• What you need to do: Please return, word for word, the lines from the start of the records through the line containing "time-axis-label: 31 Jul", with both ends included.

[Collection entries]
+ + + +
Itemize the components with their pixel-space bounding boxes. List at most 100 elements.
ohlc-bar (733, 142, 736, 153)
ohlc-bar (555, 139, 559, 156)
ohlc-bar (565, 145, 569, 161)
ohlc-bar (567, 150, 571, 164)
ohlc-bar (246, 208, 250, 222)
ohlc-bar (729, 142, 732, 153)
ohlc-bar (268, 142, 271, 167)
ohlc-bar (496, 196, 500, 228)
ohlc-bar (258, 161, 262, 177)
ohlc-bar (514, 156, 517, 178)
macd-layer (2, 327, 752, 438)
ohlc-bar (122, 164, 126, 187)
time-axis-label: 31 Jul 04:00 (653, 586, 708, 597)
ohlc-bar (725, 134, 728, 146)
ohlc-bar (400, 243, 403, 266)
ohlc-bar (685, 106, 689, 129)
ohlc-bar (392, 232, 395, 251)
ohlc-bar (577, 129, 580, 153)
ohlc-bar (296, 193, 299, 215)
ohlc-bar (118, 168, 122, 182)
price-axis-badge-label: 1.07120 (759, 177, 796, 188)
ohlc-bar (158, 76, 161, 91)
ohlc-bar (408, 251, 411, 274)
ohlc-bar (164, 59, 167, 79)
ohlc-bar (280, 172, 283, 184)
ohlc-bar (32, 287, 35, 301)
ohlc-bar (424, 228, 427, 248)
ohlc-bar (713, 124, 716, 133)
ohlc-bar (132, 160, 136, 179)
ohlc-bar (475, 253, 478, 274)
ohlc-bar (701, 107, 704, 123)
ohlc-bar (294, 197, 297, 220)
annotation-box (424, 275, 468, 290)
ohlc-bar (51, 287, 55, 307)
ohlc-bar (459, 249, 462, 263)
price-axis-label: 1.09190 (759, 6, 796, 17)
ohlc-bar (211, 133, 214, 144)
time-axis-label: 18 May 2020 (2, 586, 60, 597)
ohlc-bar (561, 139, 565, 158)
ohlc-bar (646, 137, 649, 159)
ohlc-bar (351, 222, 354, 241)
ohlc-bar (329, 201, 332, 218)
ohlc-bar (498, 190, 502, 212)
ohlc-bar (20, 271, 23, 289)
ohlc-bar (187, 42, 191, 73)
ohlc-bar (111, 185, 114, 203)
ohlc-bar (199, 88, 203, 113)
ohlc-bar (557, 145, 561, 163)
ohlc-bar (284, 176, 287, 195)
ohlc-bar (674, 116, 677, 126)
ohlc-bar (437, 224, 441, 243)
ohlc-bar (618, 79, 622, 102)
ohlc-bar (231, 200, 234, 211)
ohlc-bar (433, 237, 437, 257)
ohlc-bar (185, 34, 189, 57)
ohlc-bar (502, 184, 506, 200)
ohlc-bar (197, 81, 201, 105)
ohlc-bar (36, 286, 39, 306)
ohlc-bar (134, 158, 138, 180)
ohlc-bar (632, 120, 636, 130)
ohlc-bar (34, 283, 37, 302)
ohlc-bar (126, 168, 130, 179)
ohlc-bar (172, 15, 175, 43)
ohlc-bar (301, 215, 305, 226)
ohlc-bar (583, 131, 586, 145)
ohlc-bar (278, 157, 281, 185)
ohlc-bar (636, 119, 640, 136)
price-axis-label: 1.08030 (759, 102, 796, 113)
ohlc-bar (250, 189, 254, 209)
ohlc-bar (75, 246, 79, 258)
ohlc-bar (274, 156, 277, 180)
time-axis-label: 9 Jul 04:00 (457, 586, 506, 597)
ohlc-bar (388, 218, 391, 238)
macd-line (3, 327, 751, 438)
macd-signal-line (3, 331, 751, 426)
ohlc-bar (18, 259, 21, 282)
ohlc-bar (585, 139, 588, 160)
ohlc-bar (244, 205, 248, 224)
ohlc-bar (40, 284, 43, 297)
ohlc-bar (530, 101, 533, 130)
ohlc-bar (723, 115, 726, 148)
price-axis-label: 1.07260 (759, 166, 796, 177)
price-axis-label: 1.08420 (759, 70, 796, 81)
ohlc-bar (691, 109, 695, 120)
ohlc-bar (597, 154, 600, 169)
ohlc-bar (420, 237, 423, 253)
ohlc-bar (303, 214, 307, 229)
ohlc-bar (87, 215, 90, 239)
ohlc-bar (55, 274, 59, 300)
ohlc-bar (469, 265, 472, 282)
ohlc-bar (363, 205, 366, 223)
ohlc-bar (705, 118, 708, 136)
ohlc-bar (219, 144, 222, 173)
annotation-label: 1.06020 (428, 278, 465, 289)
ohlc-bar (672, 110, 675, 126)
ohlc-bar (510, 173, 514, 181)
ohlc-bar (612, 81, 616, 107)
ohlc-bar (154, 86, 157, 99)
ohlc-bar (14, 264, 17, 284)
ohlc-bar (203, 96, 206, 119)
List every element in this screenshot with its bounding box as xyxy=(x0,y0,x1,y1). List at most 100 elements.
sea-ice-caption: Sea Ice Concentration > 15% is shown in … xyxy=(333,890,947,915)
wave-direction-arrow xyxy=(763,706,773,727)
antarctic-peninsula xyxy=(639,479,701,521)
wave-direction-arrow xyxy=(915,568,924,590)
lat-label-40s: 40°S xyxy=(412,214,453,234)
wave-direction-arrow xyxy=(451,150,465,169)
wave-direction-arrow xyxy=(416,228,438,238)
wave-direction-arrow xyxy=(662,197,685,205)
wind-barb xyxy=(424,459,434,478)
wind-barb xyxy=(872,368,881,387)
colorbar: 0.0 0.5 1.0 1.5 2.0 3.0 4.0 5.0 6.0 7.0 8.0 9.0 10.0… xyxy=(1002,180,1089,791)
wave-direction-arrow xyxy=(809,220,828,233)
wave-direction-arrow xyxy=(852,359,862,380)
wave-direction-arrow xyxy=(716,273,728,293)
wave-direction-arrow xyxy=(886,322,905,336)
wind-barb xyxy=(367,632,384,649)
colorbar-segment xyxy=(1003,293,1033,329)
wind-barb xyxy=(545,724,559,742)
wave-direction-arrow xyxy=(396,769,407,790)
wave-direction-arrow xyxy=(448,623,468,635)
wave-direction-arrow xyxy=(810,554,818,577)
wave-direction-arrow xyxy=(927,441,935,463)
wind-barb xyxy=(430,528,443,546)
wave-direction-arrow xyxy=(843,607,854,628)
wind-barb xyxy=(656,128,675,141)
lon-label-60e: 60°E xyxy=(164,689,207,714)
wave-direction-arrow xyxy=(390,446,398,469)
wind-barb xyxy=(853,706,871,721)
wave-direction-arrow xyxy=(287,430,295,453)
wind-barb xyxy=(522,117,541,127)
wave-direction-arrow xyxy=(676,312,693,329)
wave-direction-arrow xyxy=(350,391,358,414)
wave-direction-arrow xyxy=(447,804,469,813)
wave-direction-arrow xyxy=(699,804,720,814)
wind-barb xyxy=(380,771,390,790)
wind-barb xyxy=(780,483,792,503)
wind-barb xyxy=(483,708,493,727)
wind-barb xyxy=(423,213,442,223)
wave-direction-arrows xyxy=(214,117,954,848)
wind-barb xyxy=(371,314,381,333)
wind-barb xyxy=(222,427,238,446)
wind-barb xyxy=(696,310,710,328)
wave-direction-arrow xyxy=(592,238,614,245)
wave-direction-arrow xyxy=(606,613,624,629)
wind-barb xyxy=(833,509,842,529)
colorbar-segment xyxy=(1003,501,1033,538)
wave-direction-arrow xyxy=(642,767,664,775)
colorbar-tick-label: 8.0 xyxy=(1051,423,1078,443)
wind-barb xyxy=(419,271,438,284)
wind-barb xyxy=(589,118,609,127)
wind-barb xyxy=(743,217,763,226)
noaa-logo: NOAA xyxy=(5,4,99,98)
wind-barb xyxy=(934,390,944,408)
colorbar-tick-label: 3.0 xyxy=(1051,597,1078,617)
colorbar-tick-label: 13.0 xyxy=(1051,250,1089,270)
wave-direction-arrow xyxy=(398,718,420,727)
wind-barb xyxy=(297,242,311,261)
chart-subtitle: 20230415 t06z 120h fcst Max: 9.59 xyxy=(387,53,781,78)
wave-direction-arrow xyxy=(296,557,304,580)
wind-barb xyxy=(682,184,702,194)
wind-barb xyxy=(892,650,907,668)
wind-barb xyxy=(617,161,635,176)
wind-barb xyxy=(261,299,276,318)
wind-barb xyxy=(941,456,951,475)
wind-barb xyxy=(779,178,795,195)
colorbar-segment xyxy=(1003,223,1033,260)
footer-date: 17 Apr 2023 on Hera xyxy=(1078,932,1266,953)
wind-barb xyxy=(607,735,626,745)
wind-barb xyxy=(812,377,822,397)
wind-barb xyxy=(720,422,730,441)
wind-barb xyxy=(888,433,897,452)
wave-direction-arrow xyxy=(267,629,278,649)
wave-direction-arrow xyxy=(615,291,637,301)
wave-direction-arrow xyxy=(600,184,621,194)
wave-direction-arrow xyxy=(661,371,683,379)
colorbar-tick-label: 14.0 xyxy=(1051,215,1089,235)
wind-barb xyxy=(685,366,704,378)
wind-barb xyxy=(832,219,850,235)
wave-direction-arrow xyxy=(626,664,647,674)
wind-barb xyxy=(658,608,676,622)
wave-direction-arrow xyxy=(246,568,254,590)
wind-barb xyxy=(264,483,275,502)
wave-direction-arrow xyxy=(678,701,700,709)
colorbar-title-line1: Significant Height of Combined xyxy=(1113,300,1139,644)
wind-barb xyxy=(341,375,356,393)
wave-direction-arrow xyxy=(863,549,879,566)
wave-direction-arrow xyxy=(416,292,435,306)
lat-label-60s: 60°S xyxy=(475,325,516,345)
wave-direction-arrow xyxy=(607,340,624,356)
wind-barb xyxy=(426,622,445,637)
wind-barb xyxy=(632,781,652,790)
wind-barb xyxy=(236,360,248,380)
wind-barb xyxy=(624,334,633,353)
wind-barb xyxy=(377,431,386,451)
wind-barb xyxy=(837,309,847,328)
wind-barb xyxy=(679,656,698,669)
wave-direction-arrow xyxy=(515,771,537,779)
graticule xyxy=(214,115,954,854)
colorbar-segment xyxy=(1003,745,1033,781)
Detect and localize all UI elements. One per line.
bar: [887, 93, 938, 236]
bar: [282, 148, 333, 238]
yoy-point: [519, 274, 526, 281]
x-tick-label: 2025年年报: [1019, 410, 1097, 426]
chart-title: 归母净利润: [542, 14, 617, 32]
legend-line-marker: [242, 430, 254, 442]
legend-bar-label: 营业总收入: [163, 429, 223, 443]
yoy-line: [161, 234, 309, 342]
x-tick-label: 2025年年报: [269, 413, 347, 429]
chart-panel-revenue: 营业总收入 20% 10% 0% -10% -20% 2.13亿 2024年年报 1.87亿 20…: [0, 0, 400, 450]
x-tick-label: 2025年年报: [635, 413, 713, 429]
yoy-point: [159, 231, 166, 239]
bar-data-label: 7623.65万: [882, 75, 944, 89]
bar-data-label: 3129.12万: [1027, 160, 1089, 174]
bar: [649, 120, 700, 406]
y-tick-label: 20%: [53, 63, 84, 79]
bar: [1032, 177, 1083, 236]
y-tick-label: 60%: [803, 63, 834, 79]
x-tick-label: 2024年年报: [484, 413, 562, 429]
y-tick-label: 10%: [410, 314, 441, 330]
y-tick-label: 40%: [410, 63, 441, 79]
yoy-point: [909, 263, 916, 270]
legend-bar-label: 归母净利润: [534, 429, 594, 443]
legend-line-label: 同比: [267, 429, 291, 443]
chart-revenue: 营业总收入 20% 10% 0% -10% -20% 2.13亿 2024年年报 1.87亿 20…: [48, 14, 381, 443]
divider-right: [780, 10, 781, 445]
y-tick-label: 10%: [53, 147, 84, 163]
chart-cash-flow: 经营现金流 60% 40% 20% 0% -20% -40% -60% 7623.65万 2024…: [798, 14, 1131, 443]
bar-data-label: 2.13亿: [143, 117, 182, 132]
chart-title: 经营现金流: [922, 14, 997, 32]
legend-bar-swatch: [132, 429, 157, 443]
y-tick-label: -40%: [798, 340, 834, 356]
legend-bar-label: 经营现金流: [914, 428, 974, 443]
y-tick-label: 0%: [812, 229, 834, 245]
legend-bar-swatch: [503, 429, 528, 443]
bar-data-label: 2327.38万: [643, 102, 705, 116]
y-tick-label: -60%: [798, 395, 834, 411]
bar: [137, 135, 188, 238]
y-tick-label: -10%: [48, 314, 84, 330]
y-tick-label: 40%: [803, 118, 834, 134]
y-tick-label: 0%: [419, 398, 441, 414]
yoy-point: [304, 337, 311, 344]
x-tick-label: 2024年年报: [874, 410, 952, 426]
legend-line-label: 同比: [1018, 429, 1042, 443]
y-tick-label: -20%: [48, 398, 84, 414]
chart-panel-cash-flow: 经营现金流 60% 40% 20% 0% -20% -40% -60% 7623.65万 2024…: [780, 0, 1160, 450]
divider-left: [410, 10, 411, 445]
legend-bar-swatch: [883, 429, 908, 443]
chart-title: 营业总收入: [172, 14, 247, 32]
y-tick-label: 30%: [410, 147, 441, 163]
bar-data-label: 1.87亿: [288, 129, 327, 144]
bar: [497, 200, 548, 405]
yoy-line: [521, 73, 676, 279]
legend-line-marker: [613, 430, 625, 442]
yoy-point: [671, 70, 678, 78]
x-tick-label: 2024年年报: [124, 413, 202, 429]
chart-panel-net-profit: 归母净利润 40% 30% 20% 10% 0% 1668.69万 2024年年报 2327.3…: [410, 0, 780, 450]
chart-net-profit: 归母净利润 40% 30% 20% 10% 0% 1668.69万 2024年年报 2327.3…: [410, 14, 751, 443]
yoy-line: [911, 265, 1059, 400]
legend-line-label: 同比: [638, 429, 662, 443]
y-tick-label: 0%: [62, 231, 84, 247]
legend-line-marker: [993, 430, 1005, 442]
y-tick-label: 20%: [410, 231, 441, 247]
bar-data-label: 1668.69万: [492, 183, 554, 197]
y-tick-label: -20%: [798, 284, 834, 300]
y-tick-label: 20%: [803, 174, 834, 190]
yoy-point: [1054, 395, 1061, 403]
+ + + +
• Result of this exercise:
Itemize the components with their pixel-space bounding boxes. List at most 100 elements.
ohlc-bar (733, 142, 736, 153)
ohlc-bar (555, 139, 559, 156)
ohlc-bar (565, 145, 569, 161)
ohlc-bar (567, 150, 571, 164)
ohlc-bar (246, 208, 250, 222)
ohlc-bar (729, 142, 732, 153)
ohlc-bar (268, 142, 271, 167)
ohlc-bar (496, 196, 500, 228)
ohlc-bar (258, 161, 262, 177)
ohlc-bar (514, 156, 517, 178)
macd-layer (2, 327, 752, 438)
ohlc-bar (122, 164, 126, 187)
time-axis-label: 31 Jul 04:00 (653, 586, 708, 597)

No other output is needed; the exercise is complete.